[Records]
********************

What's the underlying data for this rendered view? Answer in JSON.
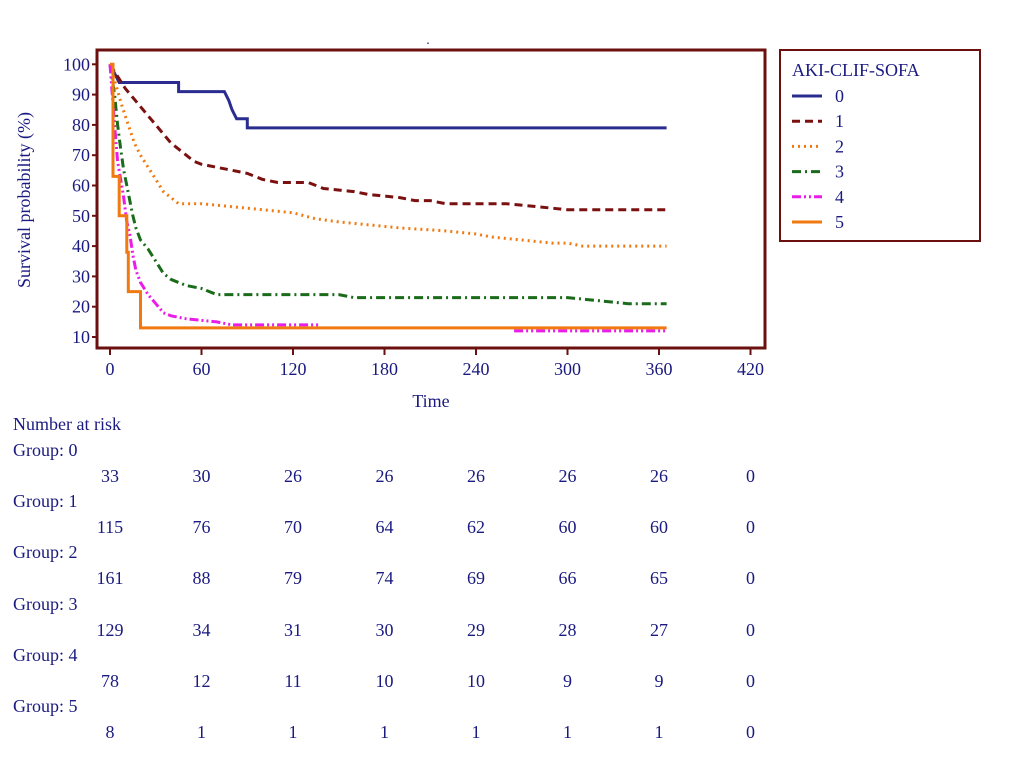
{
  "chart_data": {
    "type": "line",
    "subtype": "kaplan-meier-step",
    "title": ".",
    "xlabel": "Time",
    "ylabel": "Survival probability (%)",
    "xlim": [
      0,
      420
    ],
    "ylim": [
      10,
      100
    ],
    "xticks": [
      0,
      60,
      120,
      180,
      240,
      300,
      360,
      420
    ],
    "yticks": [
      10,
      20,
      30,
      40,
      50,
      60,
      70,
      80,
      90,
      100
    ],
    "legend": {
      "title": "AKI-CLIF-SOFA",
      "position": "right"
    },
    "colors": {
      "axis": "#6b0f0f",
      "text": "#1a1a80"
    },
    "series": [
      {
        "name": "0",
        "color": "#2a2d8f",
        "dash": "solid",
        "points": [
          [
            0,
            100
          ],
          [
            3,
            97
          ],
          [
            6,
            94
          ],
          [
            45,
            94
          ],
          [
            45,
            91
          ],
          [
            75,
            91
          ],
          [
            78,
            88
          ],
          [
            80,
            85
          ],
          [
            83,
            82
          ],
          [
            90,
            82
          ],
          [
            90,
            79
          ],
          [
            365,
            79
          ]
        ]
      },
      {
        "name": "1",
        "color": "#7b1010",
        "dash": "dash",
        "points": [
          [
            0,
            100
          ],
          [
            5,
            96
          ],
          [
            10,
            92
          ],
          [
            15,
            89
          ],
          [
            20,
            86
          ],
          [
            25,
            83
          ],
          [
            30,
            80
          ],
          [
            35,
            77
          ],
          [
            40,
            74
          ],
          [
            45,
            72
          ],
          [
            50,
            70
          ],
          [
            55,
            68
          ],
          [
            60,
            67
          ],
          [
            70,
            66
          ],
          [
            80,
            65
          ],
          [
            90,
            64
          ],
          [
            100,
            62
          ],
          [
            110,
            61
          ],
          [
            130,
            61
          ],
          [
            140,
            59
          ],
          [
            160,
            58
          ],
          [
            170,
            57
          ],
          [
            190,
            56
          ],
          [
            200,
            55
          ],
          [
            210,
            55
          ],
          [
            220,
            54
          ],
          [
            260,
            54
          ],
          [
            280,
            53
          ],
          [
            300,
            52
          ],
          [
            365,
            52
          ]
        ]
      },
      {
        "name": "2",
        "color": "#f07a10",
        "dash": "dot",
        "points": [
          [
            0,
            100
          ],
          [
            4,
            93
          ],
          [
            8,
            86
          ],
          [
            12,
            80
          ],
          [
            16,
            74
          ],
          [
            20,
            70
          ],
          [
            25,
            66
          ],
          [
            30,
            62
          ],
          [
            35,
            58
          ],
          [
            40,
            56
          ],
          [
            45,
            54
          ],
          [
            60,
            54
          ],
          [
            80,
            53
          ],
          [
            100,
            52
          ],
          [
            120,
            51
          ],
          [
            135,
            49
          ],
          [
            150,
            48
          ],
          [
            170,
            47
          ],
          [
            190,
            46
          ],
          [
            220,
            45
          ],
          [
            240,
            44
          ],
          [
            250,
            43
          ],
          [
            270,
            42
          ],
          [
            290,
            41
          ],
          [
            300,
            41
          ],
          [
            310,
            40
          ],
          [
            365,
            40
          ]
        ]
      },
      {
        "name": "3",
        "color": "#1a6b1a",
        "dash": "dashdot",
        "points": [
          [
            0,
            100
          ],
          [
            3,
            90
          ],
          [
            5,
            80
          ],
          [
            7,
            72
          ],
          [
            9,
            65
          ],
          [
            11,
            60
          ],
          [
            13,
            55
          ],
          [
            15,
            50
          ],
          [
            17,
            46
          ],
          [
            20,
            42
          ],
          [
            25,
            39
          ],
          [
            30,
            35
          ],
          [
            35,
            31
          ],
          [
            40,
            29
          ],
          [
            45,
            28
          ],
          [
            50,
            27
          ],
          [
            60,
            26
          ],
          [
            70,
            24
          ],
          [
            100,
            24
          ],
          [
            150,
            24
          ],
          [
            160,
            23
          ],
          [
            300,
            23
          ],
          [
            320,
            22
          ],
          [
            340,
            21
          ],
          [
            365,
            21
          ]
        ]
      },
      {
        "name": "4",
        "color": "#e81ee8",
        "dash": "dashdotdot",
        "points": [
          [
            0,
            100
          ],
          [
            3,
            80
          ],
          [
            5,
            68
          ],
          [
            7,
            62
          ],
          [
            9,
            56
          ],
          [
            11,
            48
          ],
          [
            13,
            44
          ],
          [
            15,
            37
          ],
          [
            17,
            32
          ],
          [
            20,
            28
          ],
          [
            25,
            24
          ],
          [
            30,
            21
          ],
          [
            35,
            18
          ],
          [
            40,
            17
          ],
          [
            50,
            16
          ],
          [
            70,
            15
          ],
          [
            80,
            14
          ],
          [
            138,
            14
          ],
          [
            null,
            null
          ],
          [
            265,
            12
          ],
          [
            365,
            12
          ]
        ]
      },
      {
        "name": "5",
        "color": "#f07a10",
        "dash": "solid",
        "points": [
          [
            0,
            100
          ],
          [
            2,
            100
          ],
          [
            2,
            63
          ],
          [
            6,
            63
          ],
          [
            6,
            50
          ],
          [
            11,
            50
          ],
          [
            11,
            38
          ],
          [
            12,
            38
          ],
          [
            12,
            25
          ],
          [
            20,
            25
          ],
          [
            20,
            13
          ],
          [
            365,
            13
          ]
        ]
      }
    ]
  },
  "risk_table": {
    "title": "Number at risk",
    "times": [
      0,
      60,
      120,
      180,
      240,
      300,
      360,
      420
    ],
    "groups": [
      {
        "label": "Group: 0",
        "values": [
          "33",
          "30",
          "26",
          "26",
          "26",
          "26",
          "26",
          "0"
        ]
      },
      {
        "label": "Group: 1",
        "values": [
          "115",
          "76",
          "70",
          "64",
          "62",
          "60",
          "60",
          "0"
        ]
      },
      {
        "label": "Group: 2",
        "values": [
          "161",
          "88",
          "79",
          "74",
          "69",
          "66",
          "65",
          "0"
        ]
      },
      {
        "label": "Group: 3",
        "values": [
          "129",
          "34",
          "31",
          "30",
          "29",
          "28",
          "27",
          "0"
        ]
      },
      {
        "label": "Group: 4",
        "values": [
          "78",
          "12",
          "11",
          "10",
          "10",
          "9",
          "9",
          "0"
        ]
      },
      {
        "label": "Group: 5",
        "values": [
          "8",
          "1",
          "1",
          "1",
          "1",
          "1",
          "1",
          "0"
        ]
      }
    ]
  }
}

********************

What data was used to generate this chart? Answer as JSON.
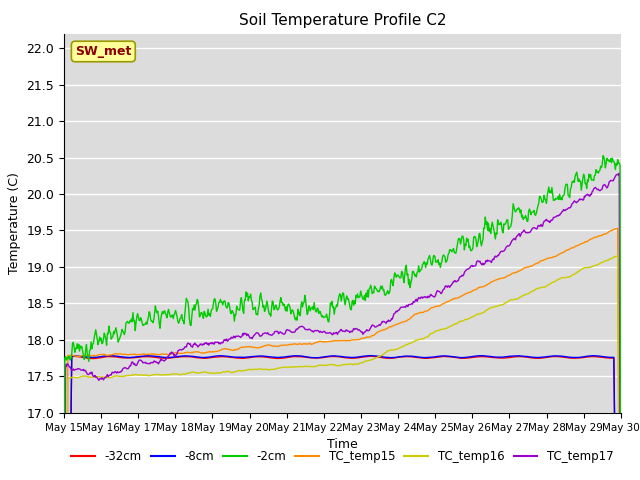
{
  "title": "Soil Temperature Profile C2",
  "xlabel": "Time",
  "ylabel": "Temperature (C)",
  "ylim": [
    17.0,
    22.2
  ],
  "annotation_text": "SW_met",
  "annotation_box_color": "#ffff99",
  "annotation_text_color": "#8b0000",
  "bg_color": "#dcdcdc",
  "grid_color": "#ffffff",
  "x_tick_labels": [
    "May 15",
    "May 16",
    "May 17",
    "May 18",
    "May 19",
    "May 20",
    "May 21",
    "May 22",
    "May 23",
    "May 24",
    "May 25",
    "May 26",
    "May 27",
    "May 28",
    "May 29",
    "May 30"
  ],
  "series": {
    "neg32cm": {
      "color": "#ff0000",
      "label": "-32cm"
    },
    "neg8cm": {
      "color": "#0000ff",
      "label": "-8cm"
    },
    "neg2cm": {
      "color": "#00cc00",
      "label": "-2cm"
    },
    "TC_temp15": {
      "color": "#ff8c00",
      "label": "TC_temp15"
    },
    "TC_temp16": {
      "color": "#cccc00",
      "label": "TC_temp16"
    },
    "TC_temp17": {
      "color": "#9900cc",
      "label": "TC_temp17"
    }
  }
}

********************

__The problem__: Copy each line of the data that contains the word "name".

__Solved problem__:
        "name": "0",
        "name": "1",
        "name": "2",
        "name": "3",
        "name": "4",
        "name": "5",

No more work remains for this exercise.